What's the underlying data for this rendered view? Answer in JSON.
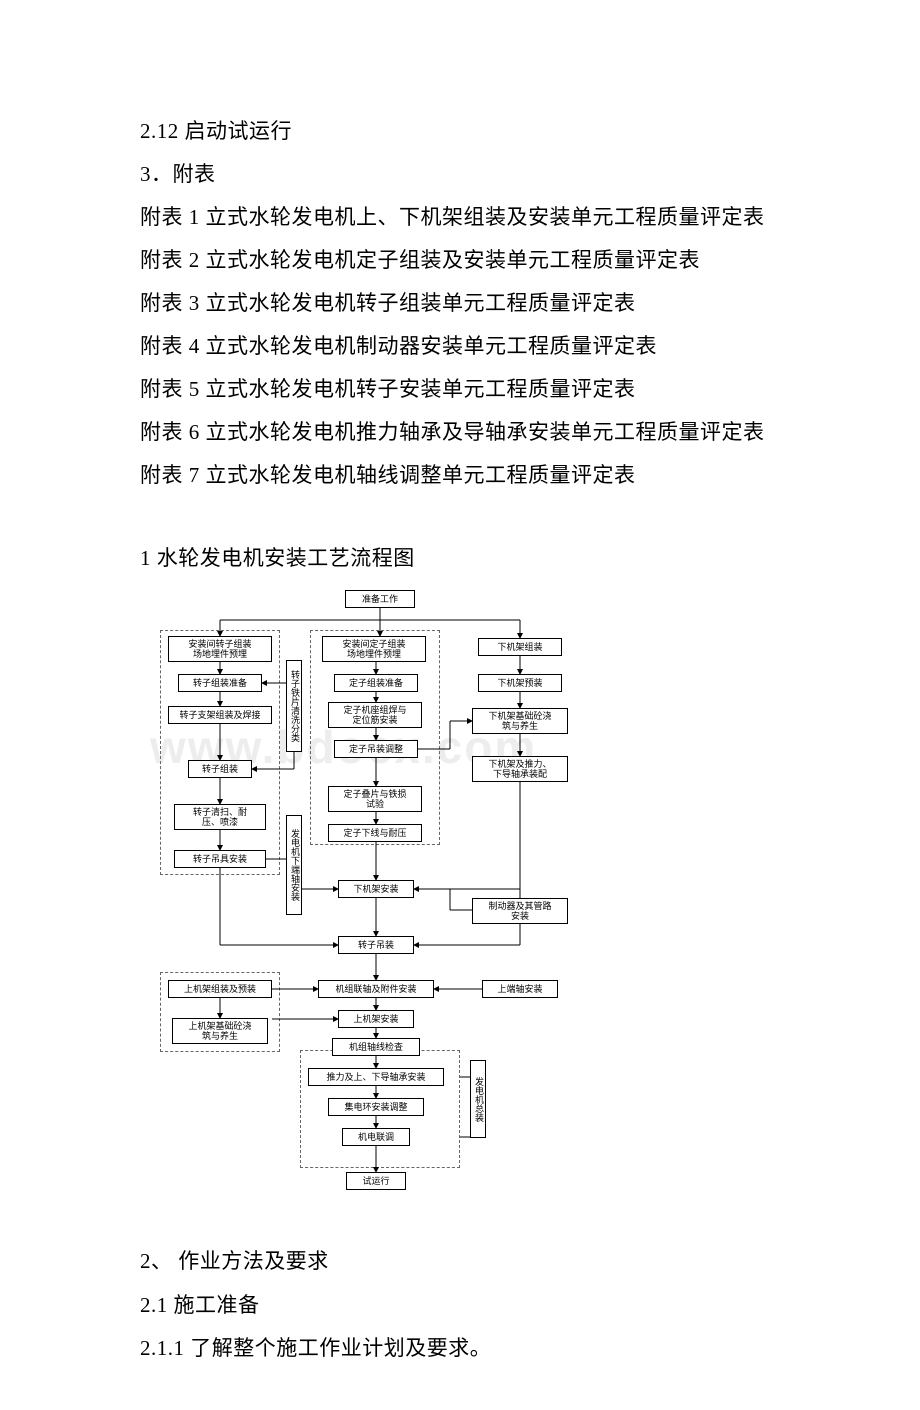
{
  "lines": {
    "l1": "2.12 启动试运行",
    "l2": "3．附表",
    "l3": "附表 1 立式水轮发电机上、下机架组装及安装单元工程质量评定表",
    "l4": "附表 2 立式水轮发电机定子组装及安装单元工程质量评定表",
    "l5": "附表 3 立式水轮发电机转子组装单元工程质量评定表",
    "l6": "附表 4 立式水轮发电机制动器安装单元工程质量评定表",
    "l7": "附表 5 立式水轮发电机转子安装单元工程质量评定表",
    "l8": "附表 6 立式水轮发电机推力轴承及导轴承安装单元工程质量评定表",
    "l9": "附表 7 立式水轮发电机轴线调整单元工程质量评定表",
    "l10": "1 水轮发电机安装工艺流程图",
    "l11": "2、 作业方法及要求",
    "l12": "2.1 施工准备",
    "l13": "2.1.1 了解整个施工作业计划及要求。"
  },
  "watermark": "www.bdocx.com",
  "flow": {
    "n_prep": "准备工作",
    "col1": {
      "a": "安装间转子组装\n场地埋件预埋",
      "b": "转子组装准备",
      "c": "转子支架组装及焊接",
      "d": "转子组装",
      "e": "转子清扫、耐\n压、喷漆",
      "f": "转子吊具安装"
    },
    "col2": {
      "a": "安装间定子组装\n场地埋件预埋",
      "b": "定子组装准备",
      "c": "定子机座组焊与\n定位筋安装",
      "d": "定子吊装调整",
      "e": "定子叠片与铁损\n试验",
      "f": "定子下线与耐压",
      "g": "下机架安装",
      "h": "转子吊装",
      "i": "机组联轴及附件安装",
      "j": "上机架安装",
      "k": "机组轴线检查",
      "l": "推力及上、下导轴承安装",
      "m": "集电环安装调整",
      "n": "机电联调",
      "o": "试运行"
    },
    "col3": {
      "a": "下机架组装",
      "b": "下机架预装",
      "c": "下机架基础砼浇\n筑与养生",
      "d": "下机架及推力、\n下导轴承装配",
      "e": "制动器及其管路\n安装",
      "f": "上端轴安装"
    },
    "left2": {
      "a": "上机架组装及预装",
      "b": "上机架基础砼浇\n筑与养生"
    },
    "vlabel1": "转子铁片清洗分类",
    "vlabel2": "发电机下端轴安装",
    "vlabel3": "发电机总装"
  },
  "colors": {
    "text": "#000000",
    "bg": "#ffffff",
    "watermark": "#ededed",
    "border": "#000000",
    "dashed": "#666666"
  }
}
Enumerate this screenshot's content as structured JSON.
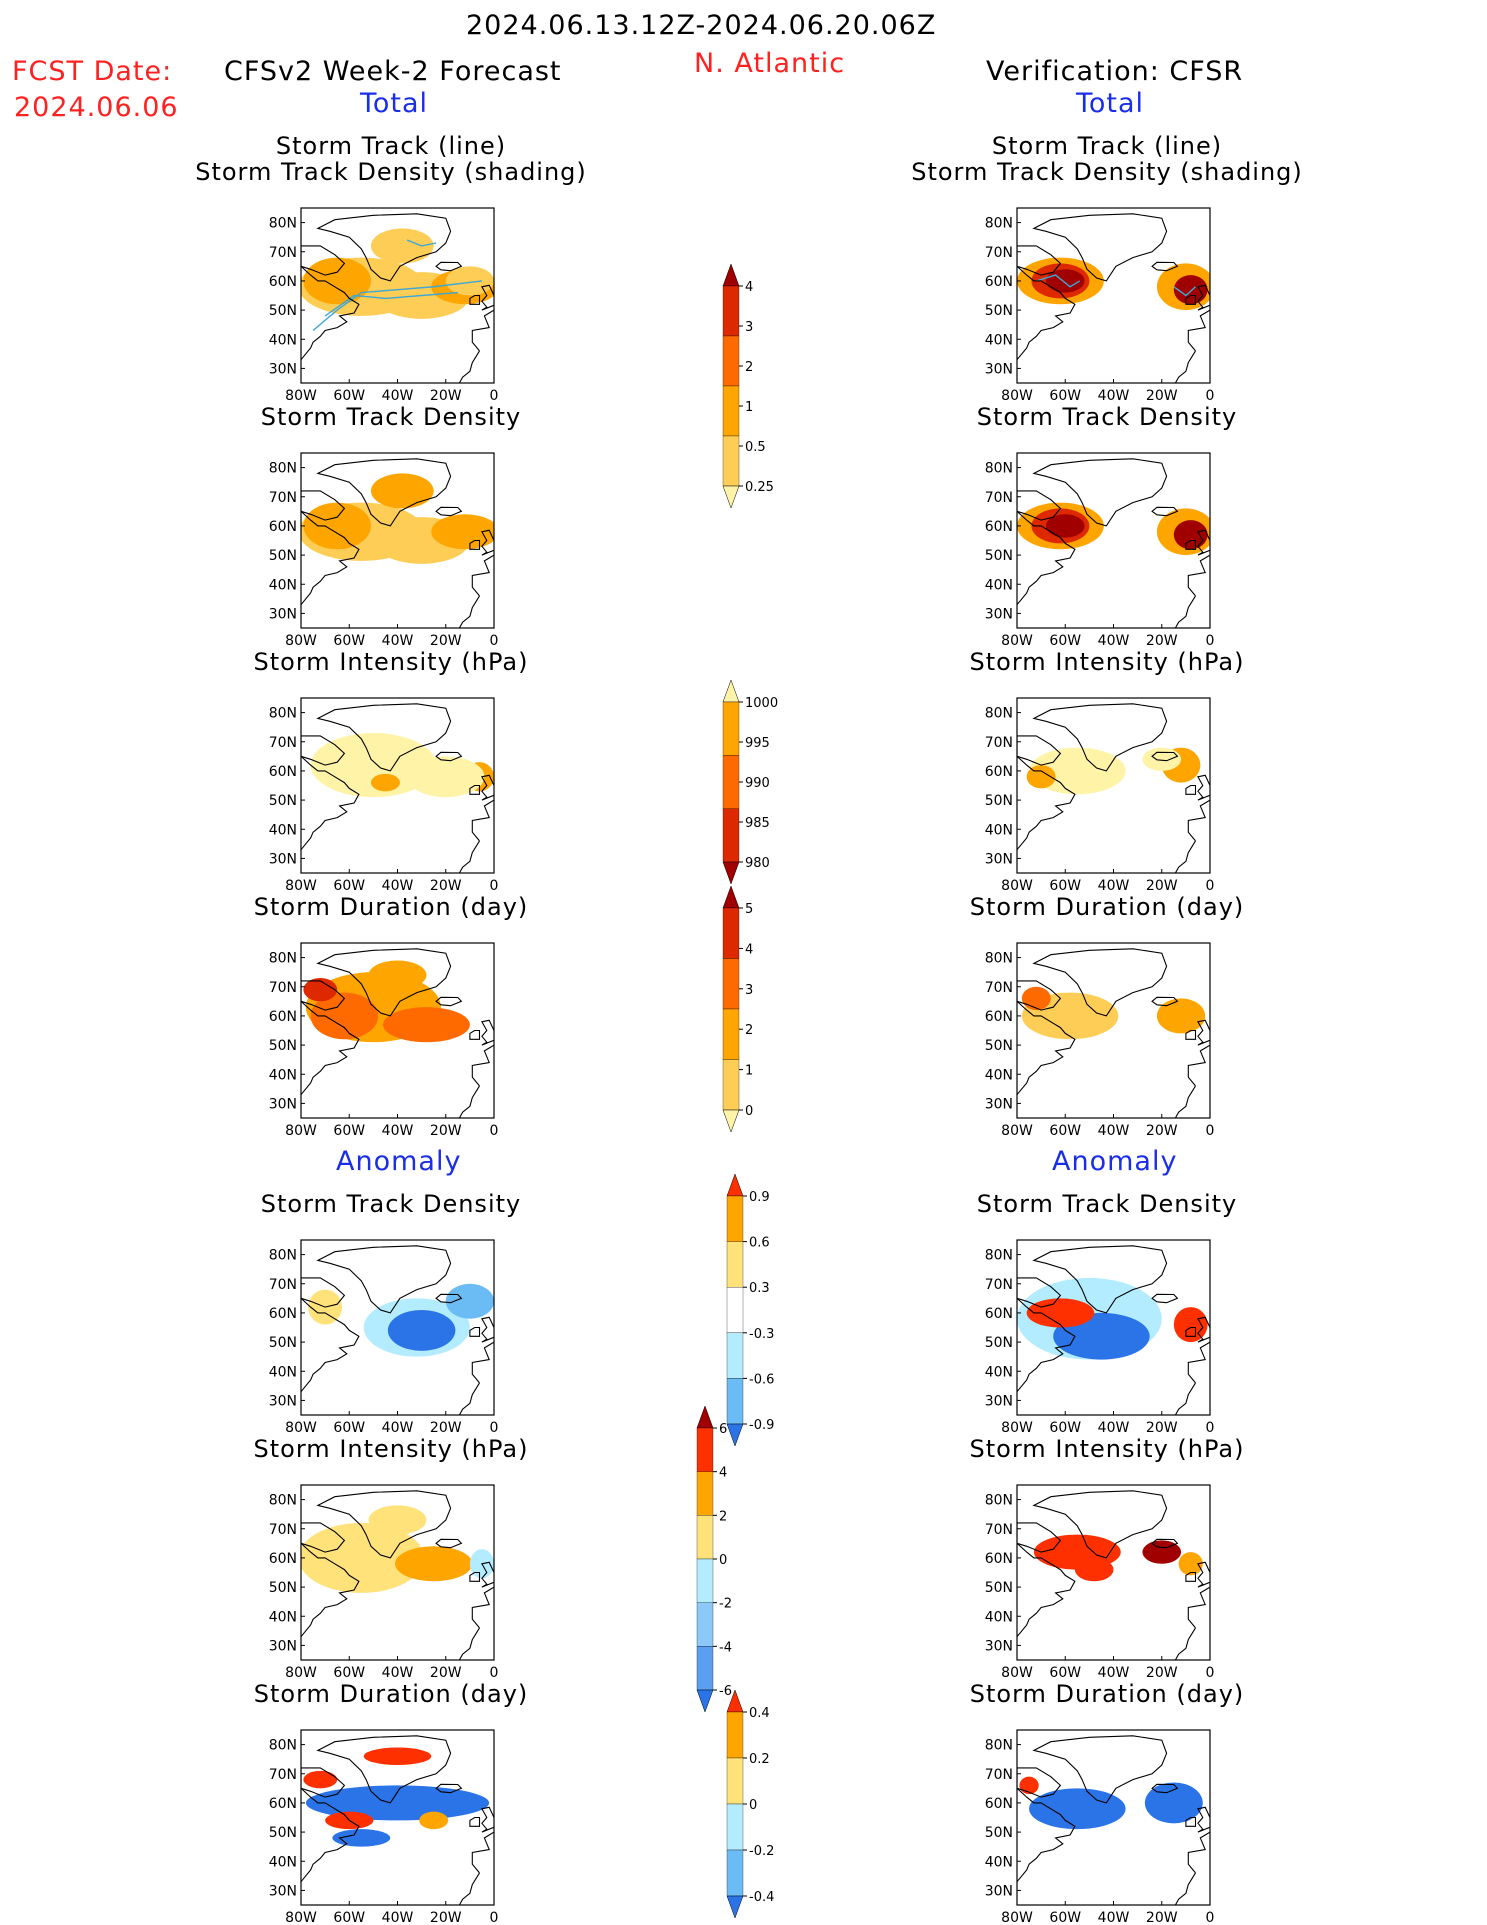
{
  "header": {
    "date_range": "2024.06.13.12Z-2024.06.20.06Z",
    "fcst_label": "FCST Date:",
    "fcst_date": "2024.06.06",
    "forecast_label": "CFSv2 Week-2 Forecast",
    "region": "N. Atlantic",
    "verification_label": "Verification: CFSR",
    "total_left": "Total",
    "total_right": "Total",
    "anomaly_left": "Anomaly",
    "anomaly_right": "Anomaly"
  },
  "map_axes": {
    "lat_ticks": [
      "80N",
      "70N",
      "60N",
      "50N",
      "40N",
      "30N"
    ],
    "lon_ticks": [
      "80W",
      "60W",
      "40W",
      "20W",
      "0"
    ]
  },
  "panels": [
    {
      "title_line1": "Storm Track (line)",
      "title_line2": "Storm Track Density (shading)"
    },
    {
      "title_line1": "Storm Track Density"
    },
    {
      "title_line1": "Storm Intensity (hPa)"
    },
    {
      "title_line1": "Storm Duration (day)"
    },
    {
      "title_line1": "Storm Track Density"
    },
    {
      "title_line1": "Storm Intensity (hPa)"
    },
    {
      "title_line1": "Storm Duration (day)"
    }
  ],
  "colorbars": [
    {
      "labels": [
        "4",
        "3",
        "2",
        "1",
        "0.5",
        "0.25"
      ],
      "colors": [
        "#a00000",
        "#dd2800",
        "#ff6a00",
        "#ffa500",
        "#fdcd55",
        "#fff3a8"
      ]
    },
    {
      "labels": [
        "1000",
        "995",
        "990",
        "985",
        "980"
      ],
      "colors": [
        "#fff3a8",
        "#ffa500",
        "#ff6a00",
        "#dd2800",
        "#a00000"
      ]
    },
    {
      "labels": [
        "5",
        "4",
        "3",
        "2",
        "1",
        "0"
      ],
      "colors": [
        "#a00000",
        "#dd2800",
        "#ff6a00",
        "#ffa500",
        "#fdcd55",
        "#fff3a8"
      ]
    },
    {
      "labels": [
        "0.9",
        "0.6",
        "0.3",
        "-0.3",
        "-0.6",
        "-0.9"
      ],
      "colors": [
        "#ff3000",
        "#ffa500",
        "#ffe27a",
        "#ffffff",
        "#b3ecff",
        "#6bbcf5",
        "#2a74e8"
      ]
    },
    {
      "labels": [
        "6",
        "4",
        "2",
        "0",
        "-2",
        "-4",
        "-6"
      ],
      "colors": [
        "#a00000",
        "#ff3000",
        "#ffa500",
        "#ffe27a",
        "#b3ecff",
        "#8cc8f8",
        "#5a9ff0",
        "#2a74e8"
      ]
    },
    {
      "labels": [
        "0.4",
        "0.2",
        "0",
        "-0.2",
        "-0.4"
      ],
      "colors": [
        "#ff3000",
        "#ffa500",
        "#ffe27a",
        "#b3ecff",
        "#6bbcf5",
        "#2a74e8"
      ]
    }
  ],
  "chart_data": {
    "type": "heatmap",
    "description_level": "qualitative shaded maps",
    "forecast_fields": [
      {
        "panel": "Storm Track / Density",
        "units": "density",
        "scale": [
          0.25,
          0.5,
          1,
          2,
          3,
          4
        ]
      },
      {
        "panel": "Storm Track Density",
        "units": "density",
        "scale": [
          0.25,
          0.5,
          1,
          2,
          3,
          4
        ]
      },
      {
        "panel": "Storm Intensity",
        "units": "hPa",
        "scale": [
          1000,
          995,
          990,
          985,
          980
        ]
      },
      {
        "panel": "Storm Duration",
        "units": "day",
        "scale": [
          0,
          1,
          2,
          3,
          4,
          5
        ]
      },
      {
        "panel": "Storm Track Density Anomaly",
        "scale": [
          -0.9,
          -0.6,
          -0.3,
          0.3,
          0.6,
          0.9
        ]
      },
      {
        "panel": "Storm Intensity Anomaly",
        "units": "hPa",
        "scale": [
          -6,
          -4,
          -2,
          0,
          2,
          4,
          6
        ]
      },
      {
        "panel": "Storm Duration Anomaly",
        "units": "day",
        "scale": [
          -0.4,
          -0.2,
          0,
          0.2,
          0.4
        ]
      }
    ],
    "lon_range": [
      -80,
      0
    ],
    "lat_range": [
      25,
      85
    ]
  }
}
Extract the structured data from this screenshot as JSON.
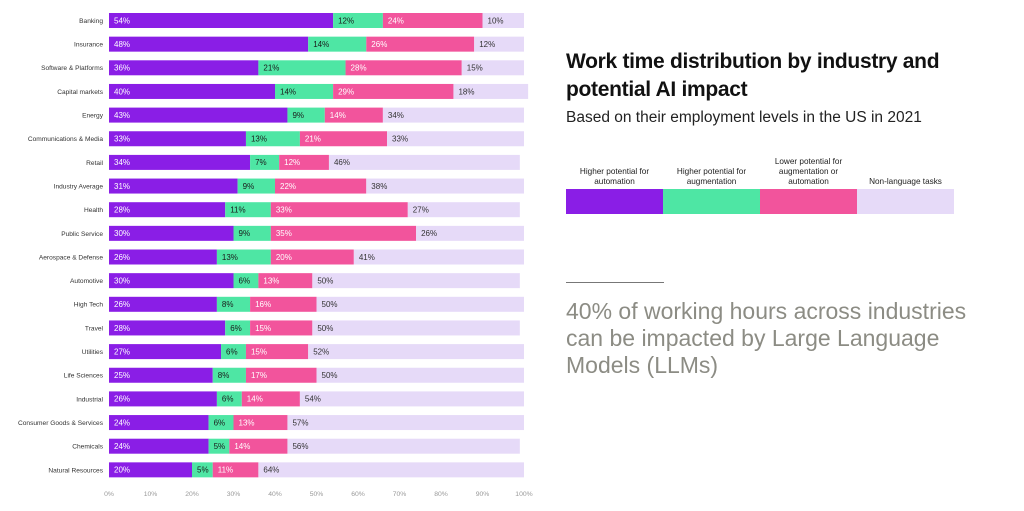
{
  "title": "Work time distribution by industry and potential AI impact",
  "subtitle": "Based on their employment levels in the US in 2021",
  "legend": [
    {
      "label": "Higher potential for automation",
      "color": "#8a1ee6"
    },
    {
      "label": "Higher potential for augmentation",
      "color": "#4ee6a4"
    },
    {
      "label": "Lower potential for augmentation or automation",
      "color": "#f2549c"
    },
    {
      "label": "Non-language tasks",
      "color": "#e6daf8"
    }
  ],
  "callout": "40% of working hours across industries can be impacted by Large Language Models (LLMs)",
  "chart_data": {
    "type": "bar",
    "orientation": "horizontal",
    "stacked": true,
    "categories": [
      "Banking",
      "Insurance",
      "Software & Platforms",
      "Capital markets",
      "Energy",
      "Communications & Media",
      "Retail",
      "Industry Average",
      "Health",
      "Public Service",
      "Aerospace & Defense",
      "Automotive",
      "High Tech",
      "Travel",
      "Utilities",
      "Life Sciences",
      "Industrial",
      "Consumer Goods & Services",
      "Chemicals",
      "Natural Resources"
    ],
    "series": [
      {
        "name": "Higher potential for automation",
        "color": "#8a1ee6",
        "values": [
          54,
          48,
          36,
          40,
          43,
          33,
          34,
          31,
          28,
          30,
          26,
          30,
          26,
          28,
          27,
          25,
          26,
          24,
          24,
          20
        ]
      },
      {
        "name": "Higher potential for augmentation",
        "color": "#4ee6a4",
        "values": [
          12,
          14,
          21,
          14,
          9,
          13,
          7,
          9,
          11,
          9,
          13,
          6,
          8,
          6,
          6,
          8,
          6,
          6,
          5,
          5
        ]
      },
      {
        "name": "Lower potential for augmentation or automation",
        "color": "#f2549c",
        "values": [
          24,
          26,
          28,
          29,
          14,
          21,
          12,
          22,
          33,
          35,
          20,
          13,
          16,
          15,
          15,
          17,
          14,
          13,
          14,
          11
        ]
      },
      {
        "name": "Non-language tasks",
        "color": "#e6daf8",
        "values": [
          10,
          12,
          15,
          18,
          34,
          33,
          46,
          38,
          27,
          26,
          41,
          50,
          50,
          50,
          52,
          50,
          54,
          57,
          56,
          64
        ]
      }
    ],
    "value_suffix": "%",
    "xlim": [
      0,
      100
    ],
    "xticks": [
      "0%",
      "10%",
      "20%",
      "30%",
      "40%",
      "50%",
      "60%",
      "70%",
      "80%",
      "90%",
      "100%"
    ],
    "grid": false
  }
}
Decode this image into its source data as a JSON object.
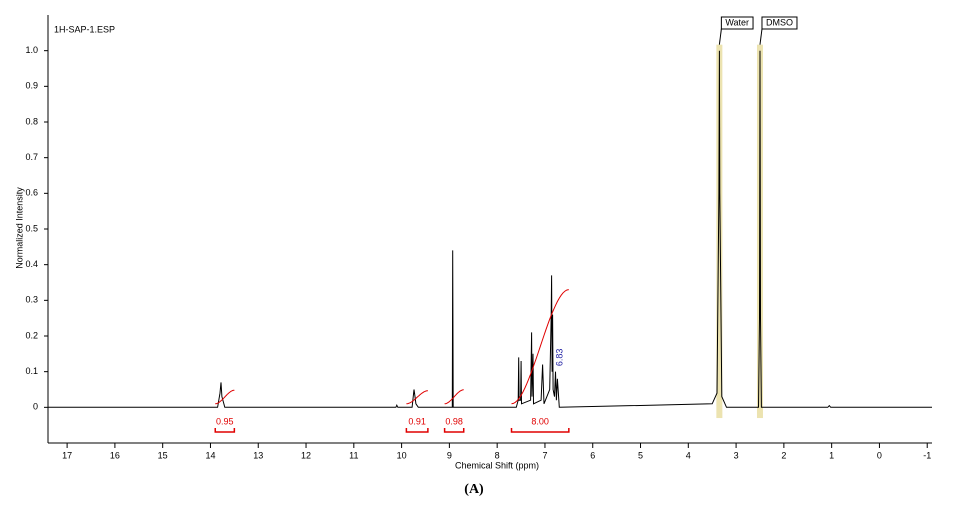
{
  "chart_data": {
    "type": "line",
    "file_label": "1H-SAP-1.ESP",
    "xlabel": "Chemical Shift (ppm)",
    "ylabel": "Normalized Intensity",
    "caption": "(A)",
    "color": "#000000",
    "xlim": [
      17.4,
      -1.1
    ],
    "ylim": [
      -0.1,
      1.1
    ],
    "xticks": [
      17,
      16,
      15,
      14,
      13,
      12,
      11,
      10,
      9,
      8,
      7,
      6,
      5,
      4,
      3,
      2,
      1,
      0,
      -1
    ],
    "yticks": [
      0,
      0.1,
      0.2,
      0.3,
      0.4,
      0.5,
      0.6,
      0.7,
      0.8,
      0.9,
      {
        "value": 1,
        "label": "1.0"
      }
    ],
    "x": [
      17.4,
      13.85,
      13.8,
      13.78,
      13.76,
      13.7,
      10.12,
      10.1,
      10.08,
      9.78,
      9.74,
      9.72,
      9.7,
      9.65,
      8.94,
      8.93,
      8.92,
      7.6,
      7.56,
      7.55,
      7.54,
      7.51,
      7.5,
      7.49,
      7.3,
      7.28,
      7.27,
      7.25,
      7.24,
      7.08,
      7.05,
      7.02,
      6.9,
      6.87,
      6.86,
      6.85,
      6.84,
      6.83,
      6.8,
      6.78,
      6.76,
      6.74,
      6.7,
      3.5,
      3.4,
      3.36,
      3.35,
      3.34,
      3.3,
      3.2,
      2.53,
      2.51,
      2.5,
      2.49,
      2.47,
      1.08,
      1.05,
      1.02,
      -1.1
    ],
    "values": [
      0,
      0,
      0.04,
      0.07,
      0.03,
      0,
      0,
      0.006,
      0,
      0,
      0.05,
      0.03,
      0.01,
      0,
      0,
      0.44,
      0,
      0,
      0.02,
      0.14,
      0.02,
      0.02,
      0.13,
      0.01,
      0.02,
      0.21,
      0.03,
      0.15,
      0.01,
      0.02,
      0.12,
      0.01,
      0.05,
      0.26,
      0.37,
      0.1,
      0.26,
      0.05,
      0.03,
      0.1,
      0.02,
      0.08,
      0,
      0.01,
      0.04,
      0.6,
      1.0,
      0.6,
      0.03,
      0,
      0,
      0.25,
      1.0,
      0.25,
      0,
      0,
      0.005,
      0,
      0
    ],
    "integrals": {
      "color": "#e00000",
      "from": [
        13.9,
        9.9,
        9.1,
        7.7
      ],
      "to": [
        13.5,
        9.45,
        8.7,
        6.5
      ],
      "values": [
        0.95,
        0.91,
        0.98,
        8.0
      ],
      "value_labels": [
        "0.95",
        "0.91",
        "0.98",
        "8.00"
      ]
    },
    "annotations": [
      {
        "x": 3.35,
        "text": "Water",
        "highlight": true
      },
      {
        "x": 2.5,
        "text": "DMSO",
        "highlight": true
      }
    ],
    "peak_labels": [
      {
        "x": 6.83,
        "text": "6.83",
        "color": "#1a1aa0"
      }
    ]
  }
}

# # #

§ **Given request**
Select every line of the material above holding the word "watermark" and copy it.

§ **Answer to the exercise**
  "watermark": "www.bdocx.com",
    "watermark": "#ededed",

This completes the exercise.